**TASK:**
Check every line of the entries that follow, and copy the ones containing "Publish".

**RECORDS FOR THIS TASK:**
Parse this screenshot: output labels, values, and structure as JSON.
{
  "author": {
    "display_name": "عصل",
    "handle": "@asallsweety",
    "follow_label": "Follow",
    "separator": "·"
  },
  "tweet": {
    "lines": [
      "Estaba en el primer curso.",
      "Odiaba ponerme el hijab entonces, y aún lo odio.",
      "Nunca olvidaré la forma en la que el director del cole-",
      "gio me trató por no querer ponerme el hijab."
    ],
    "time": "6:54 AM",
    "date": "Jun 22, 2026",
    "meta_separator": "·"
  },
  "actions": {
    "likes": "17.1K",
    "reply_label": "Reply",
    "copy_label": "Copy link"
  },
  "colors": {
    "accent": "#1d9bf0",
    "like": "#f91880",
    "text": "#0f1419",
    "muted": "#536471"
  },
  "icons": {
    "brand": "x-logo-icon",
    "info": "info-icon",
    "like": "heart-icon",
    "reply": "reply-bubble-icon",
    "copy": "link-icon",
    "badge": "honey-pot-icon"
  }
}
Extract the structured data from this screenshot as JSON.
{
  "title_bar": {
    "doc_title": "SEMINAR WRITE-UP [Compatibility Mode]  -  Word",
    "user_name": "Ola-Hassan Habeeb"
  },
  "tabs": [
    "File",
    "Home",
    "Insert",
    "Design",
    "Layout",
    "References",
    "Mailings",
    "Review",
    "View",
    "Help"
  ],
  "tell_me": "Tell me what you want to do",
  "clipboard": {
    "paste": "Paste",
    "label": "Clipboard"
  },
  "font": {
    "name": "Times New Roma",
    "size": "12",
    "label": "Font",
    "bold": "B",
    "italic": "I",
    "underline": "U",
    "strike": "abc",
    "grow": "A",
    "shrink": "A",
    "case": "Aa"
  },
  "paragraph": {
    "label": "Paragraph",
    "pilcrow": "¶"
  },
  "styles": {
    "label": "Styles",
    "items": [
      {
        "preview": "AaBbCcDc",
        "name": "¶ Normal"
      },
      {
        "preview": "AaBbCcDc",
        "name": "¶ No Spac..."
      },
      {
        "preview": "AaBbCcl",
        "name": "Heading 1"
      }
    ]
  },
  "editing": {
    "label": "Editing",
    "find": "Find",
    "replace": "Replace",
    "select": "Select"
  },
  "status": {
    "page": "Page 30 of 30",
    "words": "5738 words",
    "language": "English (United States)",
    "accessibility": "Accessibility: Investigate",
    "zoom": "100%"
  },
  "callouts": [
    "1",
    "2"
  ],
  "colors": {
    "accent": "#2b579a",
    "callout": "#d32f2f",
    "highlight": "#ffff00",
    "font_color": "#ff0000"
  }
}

==

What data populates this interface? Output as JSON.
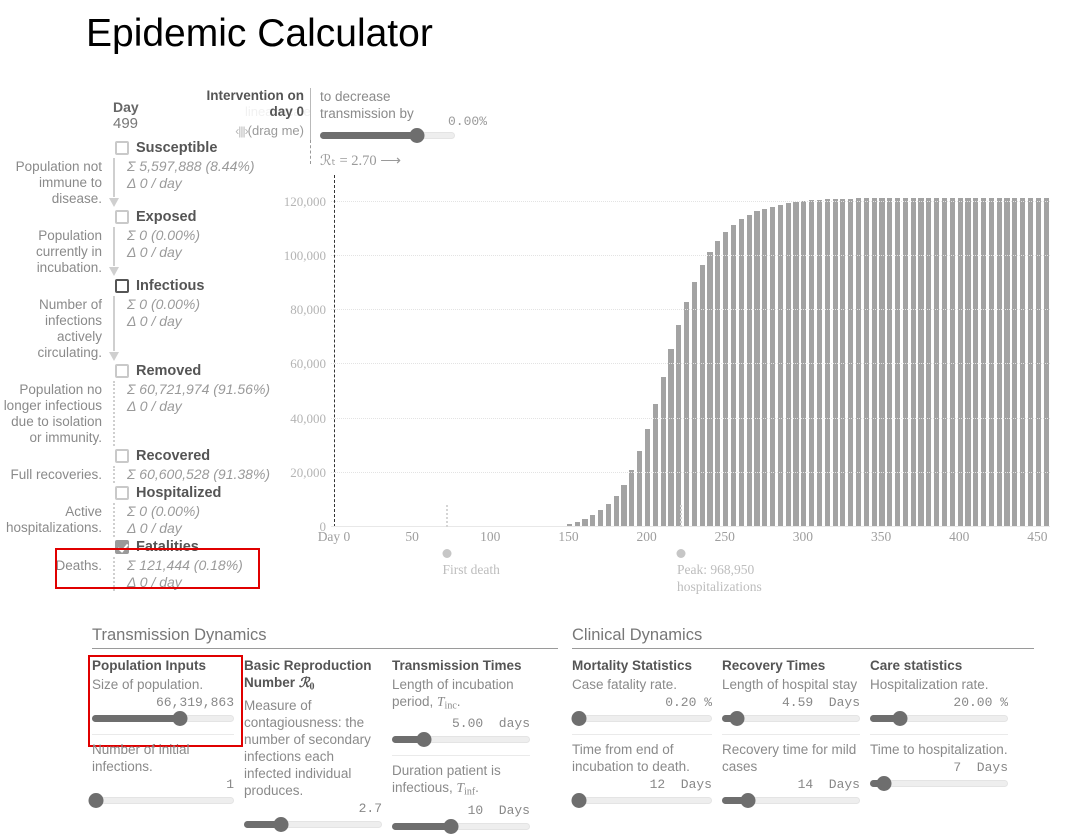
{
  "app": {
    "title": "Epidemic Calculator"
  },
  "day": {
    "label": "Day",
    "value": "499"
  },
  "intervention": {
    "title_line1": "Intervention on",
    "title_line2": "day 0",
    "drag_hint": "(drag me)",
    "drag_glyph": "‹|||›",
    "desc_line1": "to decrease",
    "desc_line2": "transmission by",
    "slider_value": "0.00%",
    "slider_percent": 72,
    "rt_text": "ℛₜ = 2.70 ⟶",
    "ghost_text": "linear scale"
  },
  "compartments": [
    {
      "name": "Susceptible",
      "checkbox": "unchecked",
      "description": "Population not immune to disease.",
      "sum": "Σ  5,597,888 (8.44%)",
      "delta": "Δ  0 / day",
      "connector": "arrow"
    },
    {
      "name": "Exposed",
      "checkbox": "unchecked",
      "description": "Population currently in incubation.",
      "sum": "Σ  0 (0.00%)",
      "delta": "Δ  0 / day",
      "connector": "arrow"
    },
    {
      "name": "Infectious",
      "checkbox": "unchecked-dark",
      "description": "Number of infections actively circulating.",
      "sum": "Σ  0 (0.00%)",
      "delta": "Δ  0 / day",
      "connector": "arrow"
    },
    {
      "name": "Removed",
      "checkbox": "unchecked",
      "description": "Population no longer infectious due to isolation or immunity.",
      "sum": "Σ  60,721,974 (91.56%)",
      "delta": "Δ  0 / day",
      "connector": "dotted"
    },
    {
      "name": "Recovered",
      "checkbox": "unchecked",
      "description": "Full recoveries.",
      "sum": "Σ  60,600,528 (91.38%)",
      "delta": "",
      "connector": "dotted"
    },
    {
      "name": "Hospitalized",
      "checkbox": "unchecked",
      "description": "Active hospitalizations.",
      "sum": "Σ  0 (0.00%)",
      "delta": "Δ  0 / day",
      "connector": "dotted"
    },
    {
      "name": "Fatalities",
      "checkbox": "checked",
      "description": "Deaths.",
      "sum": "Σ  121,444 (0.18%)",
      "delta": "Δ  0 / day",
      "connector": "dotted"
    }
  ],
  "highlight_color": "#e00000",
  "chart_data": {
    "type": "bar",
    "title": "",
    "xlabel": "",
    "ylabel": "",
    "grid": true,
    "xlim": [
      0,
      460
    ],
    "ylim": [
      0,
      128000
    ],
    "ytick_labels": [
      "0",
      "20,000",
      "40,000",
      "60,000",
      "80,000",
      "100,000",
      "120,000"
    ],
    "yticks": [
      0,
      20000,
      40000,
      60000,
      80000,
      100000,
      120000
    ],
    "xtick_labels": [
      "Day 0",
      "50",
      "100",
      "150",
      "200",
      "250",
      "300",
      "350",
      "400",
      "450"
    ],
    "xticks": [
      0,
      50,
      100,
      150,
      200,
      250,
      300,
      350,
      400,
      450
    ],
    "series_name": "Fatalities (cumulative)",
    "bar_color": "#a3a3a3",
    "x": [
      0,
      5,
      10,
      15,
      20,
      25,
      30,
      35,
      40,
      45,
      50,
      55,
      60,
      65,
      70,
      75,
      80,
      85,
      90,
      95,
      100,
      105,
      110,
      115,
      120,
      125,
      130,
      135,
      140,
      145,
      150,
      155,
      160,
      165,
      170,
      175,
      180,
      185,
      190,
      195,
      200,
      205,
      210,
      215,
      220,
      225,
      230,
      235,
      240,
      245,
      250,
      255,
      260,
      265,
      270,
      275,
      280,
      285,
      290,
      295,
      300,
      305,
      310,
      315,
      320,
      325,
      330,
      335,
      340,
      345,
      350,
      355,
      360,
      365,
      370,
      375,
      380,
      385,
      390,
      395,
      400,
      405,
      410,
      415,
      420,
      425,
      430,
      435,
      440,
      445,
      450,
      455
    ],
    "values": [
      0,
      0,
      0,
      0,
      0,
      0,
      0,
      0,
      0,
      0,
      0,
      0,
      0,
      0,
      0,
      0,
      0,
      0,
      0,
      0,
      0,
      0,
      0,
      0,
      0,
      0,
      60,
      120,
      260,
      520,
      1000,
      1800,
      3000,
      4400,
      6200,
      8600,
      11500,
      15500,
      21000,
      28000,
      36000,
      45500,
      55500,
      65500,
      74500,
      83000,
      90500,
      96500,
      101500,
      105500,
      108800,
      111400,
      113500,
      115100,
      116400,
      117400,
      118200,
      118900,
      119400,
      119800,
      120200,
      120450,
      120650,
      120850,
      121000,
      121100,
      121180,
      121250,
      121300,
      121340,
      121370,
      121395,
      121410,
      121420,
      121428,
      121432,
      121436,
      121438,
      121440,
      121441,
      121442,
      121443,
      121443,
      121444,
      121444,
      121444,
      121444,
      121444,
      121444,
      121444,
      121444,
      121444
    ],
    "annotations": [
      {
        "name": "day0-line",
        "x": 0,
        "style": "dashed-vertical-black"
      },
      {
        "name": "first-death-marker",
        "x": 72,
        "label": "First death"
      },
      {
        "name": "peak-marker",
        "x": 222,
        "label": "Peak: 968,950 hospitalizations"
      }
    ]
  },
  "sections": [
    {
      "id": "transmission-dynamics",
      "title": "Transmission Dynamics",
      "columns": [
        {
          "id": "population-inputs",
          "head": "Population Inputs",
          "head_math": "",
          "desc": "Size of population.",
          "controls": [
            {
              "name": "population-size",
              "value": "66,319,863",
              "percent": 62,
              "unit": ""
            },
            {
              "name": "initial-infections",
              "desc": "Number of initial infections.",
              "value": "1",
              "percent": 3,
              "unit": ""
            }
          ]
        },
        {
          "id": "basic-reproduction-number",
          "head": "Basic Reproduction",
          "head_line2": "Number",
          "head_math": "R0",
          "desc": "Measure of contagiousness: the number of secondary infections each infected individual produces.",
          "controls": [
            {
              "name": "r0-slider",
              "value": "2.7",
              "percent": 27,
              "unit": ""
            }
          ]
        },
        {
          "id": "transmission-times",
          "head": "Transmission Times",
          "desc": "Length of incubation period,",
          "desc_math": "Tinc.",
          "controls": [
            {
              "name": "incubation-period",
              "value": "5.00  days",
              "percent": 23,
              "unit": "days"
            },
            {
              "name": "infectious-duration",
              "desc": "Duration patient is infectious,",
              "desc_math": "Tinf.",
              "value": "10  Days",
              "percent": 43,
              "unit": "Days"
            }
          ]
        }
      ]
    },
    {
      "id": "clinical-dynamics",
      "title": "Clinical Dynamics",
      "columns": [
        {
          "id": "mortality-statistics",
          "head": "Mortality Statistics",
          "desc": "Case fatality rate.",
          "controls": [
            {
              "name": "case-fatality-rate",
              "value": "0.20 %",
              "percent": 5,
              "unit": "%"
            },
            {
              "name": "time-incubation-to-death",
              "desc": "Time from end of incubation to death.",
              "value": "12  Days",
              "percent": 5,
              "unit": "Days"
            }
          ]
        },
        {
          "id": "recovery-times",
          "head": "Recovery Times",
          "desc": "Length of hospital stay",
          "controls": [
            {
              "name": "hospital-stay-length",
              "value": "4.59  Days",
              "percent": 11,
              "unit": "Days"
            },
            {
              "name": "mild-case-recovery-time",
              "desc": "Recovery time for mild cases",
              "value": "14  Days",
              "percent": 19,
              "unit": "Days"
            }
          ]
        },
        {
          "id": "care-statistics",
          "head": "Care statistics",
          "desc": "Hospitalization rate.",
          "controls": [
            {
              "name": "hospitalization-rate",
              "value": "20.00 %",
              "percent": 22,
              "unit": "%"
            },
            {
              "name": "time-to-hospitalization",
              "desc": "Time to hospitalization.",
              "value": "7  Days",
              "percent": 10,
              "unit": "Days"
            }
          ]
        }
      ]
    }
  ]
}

---

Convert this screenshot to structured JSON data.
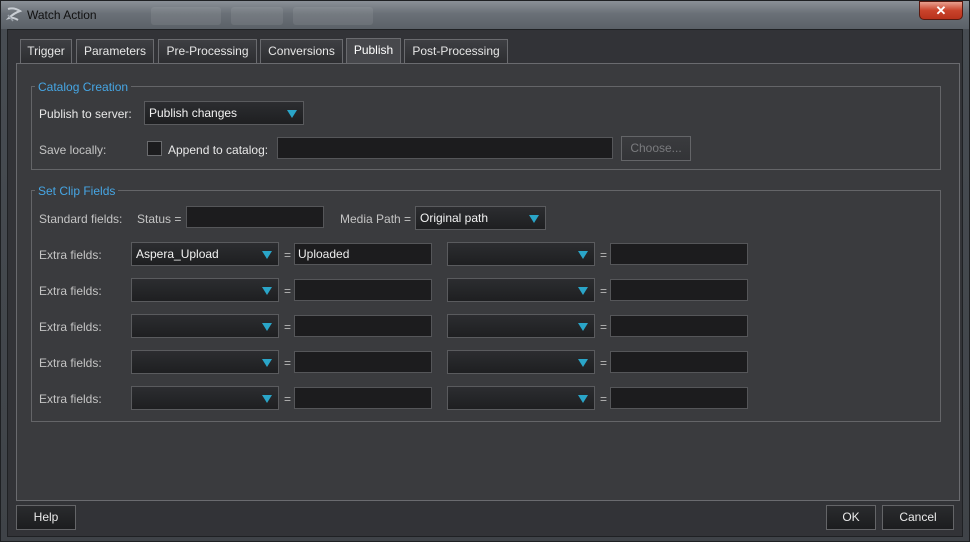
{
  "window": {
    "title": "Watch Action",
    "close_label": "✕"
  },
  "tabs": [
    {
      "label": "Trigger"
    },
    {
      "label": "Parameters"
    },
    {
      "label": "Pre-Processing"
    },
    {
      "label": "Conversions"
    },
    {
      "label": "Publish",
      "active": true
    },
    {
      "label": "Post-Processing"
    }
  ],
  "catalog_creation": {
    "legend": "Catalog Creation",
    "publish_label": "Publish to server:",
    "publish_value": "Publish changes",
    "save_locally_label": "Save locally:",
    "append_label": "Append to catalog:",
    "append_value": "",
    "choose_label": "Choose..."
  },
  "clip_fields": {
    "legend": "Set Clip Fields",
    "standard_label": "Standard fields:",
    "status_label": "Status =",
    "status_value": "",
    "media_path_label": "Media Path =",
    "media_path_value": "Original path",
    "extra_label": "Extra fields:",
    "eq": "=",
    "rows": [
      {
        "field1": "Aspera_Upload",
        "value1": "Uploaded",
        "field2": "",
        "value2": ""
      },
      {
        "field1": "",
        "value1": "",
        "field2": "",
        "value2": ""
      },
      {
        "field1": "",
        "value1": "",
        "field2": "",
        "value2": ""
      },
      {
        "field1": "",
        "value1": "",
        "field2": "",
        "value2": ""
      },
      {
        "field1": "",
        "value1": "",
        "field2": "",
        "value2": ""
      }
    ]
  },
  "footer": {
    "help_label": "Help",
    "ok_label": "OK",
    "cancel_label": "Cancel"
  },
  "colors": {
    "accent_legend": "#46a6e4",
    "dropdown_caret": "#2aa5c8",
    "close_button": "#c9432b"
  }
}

**FINISHED ANSWER:**
      "label": "Publish",
    "publish_label": "Publish to server:",
    "publish_value": "Publish changes",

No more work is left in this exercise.